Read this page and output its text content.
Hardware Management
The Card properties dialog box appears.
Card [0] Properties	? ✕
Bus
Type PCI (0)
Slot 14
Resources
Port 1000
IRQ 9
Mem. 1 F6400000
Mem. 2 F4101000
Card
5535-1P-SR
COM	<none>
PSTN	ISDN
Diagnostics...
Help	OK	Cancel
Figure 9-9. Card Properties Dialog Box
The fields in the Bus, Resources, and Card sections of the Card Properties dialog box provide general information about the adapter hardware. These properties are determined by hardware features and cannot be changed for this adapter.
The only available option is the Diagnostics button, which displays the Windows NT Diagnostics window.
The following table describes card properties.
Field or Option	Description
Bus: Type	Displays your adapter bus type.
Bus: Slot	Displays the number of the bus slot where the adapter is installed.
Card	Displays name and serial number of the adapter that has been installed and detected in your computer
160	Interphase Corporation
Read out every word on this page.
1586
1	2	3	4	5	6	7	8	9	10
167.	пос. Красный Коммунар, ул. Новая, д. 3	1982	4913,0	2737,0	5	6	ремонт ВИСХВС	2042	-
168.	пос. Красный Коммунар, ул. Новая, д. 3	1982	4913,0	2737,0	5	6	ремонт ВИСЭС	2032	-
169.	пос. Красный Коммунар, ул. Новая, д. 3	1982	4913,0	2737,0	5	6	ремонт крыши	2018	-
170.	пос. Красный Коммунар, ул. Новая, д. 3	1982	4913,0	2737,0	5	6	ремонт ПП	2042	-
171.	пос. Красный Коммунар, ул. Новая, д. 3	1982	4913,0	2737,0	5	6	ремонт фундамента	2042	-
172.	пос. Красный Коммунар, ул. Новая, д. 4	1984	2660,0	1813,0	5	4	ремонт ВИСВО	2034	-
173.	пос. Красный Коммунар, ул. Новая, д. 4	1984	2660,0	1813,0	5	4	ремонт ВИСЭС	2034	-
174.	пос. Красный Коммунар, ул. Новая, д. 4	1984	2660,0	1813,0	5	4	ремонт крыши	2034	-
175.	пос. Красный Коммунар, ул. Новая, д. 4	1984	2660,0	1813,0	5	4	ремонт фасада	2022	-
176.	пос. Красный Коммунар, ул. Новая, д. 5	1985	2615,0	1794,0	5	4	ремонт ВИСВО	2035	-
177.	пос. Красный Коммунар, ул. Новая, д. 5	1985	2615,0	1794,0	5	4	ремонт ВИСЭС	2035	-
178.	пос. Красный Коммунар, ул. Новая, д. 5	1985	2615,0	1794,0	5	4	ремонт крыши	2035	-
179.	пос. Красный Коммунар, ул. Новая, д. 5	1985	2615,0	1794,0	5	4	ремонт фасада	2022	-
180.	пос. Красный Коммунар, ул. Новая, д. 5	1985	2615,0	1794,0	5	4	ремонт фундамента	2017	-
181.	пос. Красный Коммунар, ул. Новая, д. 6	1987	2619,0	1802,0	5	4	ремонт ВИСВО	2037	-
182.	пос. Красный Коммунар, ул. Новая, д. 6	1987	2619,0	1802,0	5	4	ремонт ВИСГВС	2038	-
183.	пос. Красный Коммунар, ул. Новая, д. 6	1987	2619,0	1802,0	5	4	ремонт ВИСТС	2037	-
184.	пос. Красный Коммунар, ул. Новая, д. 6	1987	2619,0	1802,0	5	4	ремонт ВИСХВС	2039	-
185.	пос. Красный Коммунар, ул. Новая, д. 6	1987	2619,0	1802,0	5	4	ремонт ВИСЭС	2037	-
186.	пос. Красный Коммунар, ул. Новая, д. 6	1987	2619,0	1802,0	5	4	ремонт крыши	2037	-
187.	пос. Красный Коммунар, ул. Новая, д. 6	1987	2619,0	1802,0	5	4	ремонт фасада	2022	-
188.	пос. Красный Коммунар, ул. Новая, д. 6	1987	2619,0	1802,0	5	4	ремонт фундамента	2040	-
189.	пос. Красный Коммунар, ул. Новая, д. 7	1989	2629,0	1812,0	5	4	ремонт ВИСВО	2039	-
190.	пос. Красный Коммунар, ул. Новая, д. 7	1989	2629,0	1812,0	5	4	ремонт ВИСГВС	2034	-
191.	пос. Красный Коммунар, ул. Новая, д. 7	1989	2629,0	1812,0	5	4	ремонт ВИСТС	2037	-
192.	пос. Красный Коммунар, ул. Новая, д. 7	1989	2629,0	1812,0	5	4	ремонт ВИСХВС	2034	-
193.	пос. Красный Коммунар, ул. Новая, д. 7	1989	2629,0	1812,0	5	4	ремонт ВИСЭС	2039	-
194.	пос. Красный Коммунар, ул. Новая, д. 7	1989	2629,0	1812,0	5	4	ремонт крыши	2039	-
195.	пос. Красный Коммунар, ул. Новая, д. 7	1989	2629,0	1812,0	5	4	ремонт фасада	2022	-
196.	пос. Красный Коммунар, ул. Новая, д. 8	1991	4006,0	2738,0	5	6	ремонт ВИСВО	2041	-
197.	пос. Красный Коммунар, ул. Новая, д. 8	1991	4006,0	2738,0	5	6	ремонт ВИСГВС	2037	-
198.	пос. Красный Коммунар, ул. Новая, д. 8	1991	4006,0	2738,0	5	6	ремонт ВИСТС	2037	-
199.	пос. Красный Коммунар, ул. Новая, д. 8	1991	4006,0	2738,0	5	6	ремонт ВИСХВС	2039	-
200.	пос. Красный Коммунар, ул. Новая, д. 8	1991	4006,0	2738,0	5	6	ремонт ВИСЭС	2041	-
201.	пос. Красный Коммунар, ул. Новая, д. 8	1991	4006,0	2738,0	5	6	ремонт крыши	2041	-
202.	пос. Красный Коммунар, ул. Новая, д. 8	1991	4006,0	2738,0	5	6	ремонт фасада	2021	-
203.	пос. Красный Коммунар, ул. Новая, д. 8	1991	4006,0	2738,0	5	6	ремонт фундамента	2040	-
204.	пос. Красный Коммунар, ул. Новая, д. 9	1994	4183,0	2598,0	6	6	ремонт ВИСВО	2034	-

■ **Job**: Exactly reproduce every record.

■ **Worked solution**:
Read this page and output its text content.
Hardware Management
The Card properties dialog box appears.
Card [0] Properties	? ✕
Bus
Type PCI (0)
Slot 14
Resources
Port 1000
IRQ 9
Mem. 1 F6400000
Mem. 2 F4101000
Card
5535-1P-SR
COM	<none>
PSTN	ISDN
Diagnostics...
Help	OK	Cancel
Figure 9-9. Card Properties Dialog Box
The fields in the Bus, Resources, and Card sections of the Card Properties dialog box provide general information about the adapter hardware. These properties are determined by hardware features and cannot be changed for this adapter.
The only available option is the Diagnostics button, which displays the Windows NT Diagnostics window.
The following table describes card properties.
Field or Option	Description
Bus: Type	Displays your adapter bus type.
Bus: Slot	Displays the number of the bus slot where the adapter is installed.
Card	Displays name and serial number of the adapter that has been installed and detected in your computer
160	Interphase Corporation
Read out every word on this page.
1586
1	2	3	4	5	6	7	8	9	10
167.	пос. Красный Коммунар, ул. Новая, д. 3	1982	4913,0	2737,0	5	6	ремонт ВИСХВС	2042	-
168.	пос. Красный Коммунар, ул. Новая, д. 3	1982	4913,0	2737,0	5	6	ремонт ВИСЭС	2032	-
169.	пос. Красный Коммунар, ул. Новая, д. 3	1982	4913,0	2737,0	5	6	ремонт крыши	2018	-
170.	пос. Красный Коммунар, ул. Новая, д. 3	1982	4913,0	2737,0	5	6	ремонт ПП	2042	-
171.	пос. Красный Коммунар, ул. Новая, д. 3	1982	4913,0	2737,0	5	6	ремонт фундамента	2042	-
172.	пос. Красный Коммунар, ул. Новая, д. 4	1984	2660,0	1813,0	5	4	ремонт ВИСВО	2034	-
173.	пос. Красный Коммунар, ул. Новая, д. 4	1984	2660,0	1813,0	5	4	ремонт ВИСЭС	2034	-
174.	пос. Красный Коммунар, ул. Новая, д. 4	1984	2660,0	1813,0	5	4	ремонт крыши	2034	-
175.	пос. Красный Коммунар, ул. Новая, д. 4	1984	2660,0	1813,0	5	4	ремонт фасада	2022	-
176.	пос. Красный Коммунар, ул. Новая, д. 5	1985	2615,0	1794,0	5	4	ремонт ВИСВО	2035	-
177.	пос. Красный Коммунар, ул. Новая, д. 5	1985	2615,0	1794,0	5	4	ремонт ВИСЭС	2035	-
178.	пос. Красный Коммунар, ул. Новая, д. 5	1985	2615,0	1794,0	5	4	ремонт крыши	2035	-
179.	пос. Красный Коммунар, ул. Новая, д. 5	1985	2615,0	1794,0	5	4	ремонт фасада	2022	-
180.	пос. Красный Коммунар, ул. Новая, д. 5	1985	2615,0	1794,0	5	4	ремонт фундамента	2017	-
181.	пос. Красный Коммунар, ул. Новая, д. 6	1987	2619,0	1802,0	5	4	ремонт ВИСВО	2037	-
182.	пос. Красный Коммунар, ул. Новая, д. 6	1987	2619,0	1802,0	5	4	ремонт ВИСГВС	2038	-
183.	пос. Красный Коммунар, ул. Новая, д. 6	1987	2619,0	1802,0	5	4	ремонт ВИСТС	2037	-
184.	пос. Красный Коммунар, ул. Новая, д. 6	1987	2619,0	1802,0	5	4	ремонт ВИСХВС	2039	-
185.	пос. Красный Коммунар, ул. Новая, д. 6	1987	2619,0	1802,0	5	4	ремонт ВИСЭС	2037	-
186.	пос. Красный Коммунар, ул. Новая, д. 6	1987	2619,0	1802,0	5	4	ремонт крыши	2037	-
187.	пос. Красный Коммунар, ул. Новая, д. 6	1987	2619,0	1802,0	5	4	ремонт фасада	2022	-
188.	пос. Красный Коммунар, ул. Новая, д. 6	1987	2619,0	1802,0	5	4	ремонт фундамента	2040	-
189.	пос. Красный Коммунар, ул. Новая, д. 7	1989	2629,0	1812,0	5	4	ремонт ВИСВО	2039	-
190.	пос. Красный Коммунар, ул. Новая, д. 7	1989	2629,0	1812,0	5	4	ремонт ВИСГВС	2034	-
191.	пос. Красный Коммунар, ул. Новая, д. 7	1989	2629,0	1812,0	5	4	ремонт ВИСТС	2037	-
192.	пос. Красный Коммунар, ул. Новая, д. 7	1989	2629,0	1812,0	5	4	ремонт ВИСХВС	2034	-
193.	пос. Красный Коммунар, ул. Новая, д. 7	1989	2629,0	1812,0	5	4	ремонт ВИСЭС	2039	-
194.	пос. Красный Коммунар, ул. Новая, д. 7	1989	2629,0	1812,0	5	4	ремонт крыши	2039	-
195.	пос. Красный Коммунар, ул. Новая, д. 7	1989	2629,0	1812,0	5	4	ремонт фасада	2022	-
196.	пос. Красный Коммунар, ул. Новая, д. 8	1991	4006,0	2738,0	5	6	ремонт ВИСВО	2041	-
197.	пос. Красный Коммунар, ул. Новая, д. 8	1991	4006,0	2738,0	5	6	ремонт ВИСГВС	2037	-
198.	пос. Красный Коммунар, ул. Новая, д. 8	1991	4006,0	2738,0	5	6	ремонт ВИСТС	2037	-
199.	пос. Красный Коммунар, ул. Новая, д. 8	1991	4006,0	2738,0	5	6	ремонт ВИСХВС	2039	-
200.	пос. Красный Коммунар, ул. Новая, д. 8	1991	4006,0	2738,0	5	6	ремонт ВИСЭС	2041	-
201.	пос. Красный Коммунар, ул. Новая, д. 8	1991	4006,0	2738,0	5	6	ремонт крыши	2041	-
202.	пос. Красный Коммунар, ул. Новая, д. 8	1991	4006,0	2738,0	5	6	ремонт фасада	2021	-
203.	пос. Красный Коммунар, ул. Новая, д. 8	1991	4006,0	2738,0	5	6	ремонт фундамента	2040	-
204.	пос. Красный Коммунар, ул. Новая, д. 9	1994	4183,0	2598,0	6	6	ремонт ВИСВО	2034	-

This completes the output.